• _GOAL OF THE EXERCISE_: Write out all lines holding the word "利润中心权益".

[Dataset excerpt]

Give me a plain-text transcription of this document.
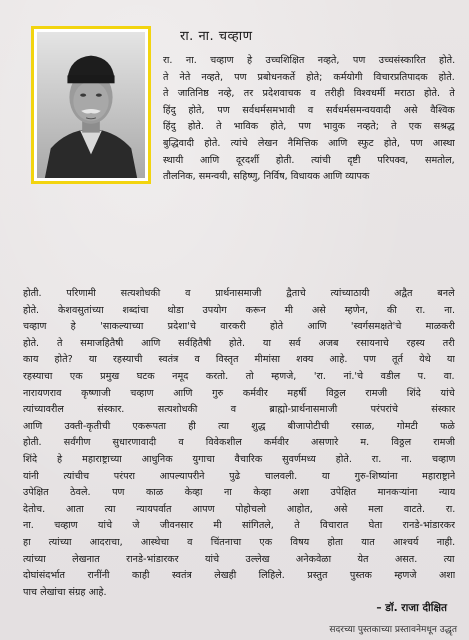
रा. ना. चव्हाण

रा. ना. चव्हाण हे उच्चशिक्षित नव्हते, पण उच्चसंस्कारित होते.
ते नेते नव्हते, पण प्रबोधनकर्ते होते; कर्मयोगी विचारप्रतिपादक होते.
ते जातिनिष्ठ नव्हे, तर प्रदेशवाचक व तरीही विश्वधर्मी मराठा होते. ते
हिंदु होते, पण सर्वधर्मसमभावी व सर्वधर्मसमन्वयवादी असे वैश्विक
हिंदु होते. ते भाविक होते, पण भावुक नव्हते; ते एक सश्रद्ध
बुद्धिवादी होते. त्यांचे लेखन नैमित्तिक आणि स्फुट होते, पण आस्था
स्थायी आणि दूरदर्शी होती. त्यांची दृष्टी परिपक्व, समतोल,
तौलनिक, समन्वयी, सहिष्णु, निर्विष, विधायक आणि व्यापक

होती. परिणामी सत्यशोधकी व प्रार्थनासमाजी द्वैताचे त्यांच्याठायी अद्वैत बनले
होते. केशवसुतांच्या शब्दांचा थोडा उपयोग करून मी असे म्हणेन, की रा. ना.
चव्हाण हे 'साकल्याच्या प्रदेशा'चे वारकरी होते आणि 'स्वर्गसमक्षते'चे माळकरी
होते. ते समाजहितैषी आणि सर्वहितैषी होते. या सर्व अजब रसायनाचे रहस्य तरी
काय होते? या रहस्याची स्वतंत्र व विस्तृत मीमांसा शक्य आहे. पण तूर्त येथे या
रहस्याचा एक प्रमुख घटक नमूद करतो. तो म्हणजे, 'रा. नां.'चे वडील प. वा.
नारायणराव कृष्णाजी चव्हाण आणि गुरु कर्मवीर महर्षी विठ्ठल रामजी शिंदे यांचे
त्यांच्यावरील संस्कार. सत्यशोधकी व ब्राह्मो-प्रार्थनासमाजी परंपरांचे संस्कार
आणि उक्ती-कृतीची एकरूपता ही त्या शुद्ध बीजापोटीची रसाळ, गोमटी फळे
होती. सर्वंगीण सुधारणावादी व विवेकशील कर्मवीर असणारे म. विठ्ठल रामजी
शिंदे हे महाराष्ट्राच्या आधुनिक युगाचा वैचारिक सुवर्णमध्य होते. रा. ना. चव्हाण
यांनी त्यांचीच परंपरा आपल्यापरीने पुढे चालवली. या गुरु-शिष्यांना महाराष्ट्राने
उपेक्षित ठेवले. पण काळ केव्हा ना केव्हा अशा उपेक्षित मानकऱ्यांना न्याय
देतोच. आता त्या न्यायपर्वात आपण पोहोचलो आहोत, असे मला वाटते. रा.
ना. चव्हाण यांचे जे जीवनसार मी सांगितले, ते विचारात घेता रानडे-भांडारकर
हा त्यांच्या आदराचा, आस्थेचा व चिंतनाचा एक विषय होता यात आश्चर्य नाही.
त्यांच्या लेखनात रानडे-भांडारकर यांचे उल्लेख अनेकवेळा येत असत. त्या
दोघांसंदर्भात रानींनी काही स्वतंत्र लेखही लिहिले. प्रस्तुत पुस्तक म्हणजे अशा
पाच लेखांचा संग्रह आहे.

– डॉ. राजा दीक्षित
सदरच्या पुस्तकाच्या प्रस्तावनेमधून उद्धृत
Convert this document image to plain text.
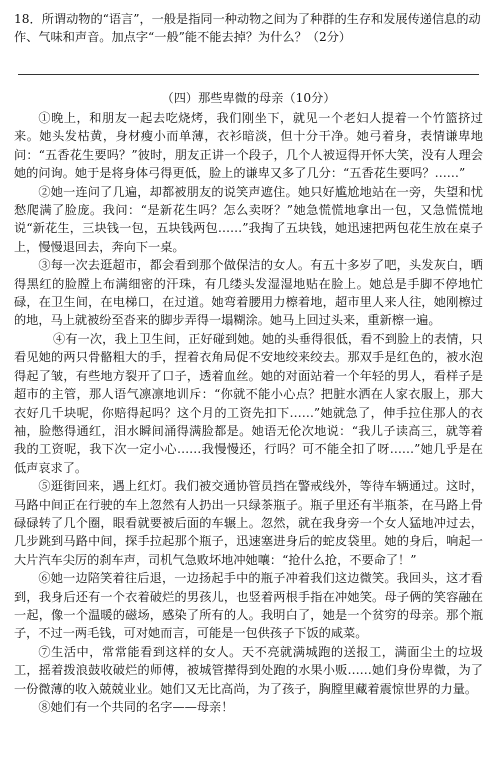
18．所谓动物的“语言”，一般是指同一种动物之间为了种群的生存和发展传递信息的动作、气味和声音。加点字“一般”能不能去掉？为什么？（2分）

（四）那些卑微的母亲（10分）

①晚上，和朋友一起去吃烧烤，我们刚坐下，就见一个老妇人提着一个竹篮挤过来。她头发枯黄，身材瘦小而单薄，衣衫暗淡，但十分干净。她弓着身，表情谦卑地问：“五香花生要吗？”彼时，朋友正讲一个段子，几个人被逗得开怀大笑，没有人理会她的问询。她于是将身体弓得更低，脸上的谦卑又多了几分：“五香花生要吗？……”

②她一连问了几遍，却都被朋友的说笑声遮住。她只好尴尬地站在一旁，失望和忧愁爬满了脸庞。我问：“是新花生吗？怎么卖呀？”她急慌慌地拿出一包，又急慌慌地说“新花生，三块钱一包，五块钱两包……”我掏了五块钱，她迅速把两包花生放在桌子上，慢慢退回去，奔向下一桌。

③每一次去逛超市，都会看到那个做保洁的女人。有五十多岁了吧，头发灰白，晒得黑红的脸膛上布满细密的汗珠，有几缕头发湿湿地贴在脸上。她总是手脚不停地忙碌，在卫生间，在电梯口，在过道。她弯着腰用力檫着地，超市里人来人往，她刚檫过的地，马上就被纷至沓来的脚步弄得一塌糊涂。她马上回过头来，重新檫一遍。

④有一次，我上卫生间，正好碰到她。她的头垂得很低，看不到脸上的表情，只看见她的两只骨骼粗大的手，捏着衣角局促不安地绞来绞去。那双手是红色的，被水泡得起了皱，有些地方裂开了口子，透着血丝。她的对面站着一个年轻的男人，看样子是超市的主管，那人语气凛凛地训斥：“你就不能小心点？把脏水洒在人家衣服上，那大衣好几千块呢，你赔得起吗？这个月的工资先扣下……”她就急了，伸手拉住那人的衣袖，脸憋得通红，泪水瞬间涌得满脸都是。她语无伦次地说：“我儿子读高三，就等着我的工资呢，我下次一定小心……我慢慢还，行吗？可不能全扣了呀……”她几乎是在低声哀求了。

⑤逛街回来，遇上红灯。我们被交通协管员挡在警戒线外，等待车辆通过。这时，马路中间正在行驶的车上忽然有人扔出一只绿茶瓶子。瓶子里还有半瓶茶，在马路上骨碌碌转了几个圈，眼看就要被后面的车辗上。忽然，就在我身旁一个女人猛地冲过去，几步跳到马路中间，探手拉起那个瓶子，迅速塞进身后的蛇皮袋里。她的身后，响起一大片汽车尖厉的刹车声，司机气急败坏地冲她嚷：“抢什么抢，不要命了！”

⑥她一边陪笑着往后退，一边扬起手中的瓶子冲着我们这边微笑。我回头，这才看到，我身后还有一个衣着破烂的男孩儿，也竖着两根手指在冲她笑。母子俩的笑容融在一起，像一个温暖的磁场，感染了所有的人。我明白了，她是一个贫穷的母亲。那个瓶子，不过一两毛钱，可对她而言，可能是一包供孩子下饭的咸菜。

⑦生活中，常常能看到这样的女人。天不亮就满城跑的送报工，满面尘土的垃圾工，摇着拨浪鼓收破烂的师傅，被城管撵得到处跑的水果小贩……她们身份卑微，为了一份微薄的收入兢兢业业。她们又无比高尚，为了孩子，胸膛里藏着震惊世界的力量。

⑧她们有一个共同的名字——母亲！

---

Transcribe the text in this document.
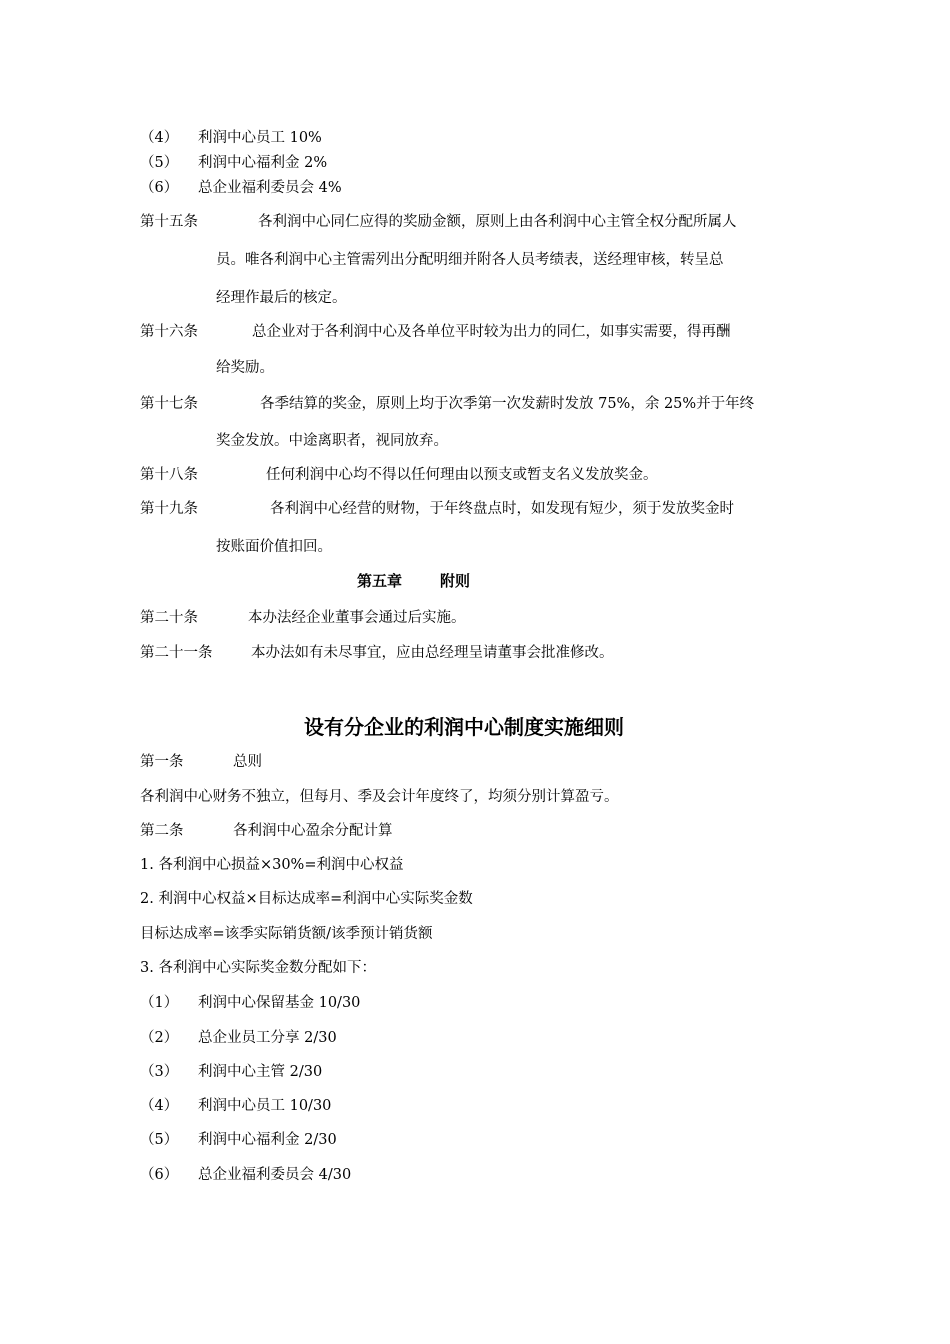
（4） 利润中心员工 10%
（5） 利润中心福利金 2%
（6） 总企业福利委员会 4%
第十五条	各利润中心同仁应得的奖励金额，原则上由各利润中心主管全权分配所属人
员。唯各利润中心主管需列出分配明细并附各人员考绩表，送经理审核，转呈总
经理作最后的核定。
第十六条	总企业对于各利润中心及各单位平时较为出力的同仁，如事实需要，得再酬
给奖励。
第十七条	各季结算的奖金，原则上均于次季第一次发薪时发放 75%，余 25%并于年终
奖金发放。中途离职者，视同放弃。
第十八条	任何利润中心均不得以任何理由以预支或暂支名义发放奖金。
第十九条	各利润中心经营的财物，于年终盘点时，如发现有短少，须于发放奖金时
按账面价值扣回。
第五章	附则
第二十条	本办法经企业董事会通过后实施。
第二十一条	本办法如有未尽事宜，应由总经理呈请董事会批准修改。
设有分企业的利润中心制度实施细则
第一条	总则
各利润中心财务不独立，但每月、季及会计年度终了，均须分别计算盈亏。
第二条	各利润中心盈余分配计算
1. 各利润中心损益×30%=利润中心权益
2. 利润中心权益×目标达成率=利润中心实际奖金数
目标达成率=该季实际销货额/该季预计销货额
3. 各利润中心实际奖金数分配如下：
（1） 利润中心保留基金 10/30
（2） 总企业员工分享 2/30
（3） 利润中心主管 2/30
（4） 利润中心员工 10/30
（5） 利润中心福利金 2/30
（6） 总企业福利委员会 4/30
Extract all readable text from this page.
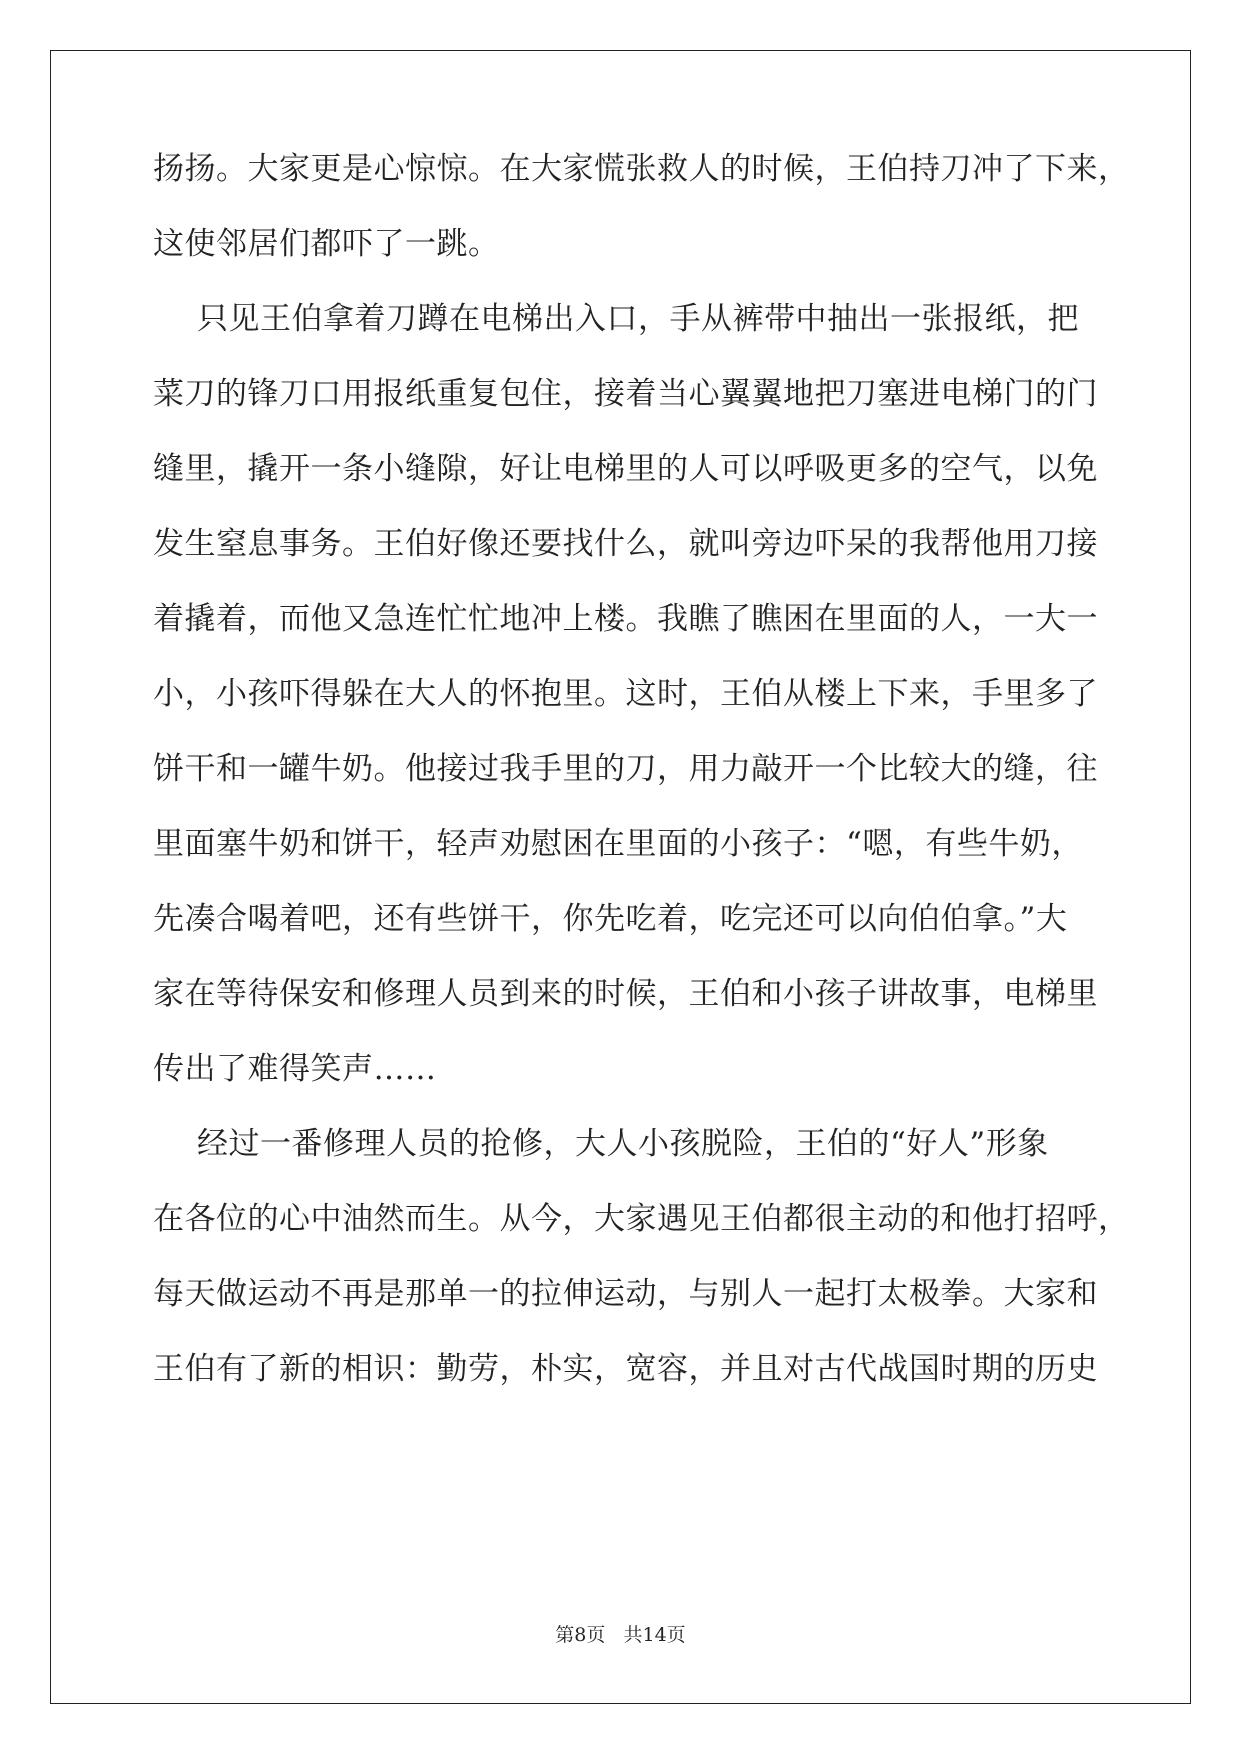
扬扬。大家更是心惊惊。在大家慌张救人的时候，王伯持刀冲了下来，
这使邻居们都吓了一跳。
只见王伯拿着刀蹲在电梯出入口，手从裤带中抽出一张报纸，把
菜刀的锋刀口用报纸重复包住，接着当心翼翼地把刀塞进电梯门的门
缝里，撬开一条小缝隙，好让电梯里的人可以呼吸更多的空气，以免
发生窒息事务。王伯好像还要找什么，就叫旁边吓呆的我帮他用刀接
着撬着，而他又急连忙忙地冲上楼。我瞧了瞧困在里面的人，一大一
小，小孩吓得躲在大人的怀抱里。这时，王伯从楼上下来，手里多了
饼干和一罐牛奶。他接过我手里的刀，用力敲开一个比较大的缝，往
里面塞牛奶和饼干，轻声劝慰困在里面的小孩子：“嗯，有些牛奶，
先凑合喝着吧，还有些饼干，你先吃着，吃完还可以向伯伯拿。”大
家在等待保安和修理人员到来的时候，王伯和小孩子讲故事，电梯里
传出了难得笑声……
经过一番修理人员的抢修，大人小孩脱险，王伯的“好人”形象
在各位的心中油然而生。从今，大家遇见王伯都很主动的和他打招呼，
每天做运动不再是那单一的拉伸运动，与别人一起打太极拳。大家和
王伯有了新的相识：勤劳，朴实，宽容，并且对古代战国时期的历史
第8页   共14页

• _ANSWER FOR THIS EXERCISE_:
1. 各利润中心损益×30%=利润中心权益
2. 利润中心权益×目标达成率=利润中心实际奖金数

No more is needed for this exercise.